● **Your instructions**
Your answer should be a single number: the count of lines that include "median".

● **Rows from a figure dataset**

• • • • •

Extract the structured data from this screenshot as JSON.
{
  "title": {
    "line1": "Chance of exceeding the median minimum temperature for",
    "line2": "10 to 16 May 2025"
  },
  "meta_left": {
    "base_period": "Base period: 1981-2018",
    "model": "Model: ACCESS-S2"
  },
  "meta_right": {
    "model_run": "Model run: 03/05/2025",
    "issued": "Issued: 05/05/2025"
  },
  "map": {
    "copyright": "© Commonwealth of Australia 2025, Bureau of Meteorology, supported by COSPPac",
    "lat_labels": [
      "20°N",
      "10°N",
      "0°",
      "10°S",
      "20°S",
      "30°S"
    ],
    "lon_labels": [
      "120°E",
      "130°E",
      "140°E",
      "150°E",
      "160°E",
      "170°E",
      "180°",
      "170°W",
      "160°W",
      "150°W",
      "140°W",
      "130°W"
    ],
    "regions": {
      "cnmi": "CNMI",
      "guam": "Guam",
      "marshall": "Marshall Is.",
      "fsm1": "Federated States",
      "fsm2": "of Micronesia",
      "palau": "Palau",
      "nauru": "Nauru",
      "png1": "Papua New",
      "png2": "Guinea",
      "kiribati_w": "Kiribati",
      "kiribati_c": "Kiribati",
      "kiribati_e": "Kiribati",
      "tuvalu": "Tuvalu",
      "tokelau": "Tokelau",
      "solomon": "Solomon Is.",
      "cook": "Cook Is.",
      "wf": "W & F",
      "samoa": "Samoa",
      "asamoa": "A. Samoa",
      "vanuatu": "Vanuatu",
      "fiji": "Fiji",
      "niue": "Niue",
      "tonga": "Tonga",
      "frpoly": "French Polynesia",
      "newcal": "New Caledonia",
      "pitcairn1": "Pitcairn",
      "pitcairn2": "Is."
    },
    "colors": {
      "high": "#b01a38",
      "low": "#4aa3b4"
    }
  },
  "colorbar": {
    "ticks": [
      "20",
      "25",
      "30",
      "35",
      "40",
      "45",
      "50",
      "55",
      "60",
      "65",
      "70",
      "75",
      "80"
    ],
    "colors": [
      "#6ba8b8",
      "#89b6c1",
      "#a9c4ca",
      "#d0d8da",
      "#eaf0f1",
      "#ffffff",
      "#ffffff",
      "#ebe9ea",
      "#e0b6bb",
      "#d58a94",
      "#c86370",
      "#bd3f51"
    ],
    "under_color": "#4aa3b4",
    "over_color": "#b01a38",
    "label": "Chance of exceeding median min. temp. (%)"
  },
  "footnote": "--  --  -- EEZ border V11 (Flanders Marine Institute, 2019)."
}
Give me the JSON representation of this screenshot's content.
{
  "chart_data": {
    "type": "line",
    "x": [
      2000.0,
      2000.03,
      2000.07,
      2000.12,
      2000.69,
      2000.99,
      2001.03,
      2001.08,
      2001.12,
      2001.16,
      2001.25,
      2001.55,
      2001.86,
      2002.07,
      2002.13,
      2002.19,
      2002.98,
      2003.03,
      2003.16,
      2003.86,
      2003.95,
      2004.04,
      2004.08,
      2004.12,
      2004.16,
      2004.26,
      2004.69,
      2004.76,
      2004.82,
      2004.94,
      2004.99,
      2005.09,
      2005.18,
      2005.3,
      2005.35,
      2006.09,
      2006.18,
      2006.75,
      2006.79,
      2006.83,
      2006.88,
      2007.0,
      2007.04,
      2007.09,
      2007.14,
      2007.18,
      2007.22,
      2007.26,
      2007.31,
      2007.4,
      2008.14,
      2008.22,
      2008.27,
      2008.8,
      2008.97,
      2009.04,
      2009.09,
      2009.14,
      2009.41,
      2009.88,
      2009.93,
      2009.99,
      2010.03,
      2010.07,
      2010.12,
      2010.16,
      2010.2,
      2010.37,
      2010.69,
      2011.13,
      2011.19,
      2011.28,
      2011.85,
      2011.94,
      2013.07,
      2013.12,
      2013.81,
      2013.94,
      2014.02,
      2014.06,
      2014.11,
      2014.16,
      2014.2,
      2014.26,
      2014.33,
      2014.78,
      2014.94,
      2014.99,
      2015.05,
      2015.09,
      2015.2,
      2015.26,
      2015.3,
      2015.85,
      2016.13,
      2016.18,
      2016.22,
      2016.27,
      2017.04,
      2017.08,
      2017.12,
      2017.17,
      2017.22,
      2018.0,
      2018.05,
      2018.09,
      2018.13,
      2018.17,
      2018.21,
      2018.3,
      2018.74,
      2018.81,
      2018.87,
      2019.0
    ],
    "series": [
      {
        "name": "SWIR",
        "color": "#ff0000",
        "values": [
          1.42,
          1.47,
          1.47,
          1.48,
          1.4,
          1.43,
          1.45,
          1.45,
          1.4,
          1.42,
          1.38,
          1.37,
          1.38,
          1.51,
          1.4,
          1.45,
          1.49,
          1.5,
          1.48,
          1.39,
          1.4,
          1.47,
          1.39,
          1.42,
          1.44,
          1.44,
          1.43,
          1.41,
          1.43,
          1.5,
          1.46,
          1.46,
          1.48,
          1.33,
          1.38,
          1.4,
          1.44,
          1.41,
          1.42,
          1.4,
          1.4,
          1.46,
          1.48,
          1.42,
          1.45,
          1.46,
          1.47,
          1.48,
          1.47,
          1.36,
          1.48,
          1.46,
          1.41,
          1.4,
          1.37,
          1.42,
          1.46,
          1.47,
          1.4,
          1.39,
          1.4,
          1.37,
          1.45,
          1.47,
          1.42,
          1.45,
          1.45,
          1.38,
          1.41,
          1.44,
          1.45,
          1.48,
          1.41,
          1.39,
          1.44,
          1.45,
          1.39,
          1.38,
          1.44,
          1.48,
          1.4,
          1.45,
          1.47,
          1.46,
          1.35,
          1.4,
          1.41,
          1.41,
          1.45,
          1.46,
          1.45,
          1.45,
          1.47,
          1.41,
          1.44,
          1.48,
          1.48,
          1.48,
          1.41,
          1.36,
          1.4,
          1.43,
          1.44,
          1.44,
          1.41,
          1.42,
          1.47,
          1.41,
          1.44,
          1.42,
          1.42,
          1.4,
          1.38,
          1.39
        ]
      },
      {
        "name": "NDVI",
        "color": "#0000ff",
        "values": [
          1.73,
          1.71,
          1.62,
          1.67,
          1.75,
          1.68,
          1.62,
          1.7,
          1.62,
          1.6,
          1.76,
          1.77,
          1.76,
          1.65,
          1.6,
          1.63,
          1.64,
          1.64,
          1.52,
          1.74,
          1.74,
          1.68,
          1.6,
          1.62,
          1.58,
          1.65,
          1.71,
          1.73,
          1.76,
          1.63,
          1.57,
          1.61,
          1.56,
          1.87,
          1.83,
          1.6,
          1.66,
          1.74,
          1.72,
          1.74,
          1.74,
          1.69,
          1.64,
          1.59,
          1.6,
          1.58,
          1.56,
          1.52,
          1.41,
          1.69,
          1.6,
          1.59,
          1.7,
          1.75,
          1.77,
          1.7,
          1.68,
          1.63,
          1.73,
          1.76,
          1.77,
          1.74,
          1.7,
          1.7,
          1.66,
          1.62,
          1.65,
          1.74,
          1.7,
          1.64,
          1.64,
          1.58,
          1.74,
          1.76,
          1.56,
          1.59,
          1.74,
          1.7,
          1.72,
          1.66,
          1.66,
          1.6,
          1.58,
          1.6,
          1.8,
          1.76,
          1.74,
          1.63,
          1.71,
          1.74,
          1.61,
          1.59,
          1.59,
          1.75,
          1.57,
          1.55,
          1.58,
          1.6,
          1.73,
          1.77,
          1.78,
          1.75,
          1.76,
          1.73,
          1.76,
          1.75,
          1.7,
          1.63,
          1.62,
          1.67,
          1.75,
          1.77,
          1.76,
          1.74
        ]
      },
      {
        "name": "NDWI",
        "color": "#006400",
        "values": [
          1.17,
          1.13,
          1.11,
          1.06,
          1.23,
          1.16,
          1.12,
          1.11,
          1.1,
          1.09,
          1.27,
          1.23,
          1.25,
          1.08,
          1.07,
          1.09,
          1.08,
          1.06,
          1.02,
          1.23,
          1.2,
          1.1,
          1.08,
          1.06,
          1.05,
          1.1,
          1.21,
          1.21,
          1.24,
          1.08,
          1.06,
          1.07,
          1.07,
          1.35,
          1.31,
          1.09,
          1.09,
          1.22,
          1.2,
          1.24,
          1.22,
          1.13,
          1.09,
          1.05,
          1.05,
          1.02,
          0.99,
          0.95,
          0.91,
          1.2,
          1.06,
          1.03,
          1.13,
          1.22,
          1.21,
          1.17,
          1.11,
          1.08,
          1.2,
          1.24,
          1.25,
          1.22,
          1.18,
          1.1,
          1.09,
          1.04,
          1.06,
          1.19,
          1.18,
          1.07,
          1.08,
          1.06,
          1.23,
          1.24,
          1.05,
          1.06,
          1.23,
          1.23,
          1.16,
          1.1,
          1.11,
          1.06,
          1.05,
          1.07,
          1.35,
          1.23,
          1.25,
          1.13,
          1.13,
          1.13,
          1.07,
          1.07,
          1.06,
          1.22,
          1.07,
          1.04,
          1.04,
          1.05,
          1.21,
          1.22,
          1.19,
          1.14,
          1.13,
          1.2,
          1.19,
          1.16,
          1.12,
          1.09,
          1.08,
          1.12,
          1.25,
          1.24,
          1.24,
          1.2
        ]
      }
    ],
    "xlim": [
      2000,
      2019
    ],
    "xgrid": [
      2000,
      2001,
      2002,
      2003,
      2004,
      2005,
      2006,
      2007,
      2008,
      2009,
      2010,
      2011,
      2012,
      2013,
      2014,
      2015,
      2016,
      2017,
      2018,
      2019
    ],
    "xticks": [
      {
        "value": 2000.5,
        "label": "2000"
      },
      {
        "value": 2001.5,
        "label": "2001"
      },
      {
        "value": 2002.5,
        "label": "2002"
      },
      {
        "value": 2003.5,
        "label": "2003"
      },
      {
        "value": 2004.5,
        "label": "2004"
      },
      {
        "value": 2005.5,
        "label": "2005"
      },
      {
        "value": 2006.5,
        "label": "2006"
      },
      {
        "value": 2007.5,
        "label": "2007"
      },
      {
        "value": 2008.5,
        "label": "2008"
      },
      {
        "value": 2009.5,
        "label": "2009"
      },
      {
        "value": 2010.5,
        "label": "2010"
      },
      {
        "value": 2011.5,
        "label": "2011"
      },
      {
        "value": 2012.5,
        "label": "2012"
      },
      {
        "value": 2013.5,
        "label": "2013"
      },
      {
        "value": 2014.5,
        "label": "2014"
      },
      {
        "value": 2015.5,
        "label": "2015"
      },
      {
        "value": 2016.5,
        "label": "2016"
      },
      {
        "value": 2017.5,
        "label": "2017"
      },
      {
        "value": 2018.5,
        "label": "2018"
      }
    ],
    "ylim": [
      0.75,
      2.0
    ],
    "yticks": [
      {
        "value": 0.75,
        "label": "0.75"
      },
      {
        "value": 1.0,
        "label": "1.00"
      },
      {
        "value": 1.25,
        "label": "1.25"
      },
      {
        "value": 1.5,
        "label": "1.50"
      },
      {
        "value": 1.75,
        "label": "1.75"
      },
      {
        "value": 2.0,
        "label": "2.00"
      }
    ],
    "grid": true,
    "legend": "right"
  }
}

• • • • •

● **Worked solution**
2